Figure collection entries:
= = = =
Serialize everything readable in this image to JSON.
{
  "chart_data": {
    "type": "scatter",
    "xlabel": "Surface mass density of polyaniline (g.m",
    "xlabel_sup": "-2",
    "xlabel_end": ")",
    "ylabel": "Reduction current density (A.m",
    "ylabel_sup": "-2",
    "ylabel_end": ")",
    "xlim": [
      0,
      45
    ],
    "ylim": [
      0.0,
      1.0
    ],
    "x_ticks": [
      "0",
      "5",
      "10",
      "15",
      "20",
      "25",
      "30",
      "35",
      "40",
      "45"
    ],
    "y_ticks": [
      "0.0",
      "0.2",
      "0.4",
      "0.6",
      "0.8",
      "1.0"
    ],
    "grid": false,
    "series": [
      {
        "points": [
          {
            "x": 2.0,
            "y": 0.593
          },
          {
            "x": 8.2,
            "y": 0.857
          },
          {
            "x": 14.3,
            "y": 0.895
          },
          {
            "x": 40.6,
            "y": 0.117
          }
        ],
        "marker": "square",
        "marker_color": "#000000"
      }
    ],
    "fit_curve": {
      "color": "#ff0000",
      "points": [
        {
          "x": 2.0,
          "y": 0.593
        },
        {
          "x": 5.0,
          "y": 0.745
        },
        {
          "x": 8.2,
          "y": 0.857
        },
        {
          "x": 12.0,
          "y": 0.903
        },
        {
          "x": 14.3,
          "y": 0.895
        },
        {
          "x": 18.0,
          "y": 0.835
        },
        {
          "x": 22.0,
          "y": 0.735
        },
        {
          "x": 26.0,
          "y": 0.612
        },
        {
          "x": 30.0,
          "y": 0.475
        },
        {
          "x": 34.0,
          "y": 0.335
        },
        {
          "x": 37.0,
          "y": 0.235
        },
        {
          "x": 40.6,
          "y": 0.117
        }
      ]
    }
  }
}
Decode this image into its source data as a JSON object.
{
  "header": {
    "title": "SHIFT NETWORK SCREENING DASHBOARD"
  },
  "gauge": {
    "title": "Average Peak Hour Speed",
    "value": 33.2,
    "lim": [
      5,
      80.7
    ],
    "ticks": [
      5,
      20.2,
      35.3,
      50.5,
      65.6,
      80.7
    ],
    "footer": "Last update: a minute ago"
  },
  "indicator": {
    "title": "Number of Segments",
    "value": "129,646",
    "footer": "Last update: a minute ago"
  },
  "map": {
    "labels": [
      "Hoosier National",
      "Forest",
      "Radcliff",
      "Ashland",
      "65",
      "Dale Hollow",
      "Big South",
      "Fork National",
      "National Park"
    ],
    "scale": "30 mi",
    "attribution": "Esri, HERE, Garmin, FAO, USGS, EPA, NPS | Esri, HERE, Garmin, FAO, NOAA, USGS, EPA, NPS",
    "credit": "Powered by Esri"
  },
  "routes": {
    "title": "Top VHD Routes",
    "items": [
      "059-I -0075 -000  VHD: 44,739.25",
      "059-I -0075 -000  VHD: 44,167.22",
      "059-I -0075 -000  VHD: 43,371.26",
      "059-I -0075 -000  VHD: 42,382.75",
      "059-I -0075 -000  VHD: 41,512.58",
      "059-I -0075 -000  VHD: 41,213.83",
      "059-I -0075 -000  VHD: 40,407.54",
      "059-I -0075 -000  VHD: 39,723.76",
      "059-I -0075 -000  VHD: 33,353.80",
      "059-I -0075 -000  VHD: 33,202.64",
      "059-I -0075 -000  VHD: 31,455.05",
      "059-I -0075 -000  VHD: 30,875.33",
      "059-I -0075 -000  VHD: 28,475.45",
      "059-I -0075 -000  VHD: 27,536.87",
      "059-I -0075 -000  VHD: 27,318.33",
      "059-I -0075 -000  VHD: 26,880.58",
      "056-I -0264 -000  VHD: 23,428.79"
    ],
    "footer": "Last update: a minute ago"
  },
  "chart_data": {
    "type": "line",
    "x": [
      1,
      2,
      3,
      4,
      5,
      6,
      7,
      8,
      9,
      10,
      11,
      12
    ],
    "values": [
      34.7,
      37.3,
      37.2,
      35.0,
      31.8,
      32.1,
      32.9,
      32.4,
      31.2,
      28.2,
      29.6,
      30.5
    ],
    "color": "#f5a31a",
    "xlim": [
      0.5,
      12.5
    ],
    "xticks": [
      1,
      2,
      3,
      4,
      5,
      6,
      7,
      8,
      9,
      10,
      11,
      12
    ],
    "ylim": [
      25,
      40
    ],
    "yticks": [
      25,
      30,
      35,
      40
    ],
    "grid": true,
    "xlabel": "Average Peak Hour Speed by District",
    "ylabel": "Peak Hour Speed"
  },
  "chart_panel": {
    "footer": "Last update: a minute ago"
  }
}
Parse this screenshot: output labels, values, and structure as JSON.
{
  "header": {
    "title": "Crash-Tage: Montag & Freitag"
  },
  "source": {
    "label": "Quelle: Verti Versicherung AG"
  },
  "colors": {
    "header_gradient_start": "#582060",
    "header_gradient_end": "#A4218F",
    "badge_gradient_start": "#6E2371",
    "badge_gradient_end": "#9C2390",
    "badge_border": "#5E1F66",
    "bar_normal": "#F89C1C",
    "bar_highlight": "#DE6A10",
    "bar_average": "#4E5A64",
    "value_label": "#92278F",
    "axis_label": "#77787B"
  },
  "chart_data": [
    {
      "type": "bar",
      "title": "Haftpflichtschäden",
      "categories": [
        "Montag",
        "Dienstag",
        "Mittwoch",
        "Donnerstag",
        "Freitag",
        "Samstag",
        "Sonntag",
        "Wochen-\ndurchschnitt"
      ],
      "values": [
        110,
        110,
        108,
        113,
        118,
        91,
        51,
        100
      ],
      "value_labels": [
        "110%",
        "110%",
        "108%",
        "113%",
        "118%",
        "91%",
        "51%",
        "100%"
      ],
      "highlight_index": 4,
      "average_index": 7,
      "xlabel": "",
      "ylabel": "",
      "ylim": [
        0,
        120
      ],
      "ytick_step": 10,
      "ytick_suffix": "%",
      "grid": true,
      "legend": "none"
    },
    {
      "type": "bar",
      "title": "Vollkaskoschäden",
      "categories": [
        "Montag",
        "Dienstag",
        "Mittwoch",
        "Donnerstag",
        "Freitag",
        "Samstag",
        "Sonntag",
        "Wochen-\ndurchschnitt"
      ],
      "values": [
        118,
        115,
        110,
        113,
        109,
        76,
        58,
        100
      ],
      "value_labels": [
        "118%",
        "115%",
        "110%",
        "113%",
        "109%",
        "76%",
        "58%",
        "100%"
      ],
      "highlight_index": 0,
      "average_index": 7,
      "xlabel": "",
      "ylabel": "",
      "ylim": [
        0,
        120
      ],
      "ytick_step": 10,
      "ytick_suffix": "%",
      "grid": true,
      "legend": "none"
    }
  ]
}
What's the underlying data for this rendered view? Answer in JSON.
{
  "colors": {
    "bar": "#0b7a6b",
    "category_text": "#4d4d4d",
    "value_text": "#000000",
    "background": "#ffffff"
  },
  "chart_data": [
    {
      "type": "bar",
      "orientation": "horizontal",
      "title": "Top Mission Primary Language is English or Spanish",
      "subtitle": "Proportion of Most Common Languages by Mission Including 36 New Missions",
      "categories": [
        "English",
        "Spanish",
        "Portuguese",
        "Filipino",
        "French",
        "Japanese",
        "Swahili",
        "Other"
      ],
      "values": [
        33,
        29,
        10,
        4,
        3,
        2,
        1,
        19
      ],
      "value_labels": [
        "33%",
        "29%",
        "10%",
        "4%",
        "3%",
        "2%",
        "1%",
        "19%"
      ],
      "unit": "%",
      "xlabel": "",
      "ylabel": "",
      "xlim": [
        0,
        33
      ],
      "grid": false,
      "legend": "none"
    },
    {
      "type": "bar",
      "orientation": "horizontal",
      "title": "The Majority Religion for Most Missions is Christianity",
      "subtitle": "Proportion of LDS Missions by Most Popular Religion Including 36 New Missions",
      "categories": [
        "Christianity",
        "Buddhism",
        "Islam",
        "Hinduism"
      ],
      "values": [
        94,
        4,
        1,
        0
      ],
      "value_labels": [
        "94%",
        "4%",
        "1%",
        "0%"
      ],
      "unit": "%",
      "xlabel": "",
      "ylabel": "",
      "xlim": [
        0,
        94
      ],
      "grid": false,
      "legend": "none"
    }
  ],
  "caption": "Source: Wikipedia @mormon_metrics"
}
= = = =
-- What to do --
From the data above, copy out every line with the string "subtitle" in it.

-- Exercise response --
      "subtitle": "Proportion of Most Common Languages by Mission Including 36 New Missions",
      "subtitle": "Proportion of LDS Missions by Most Popular Religion Including 36 New Missions",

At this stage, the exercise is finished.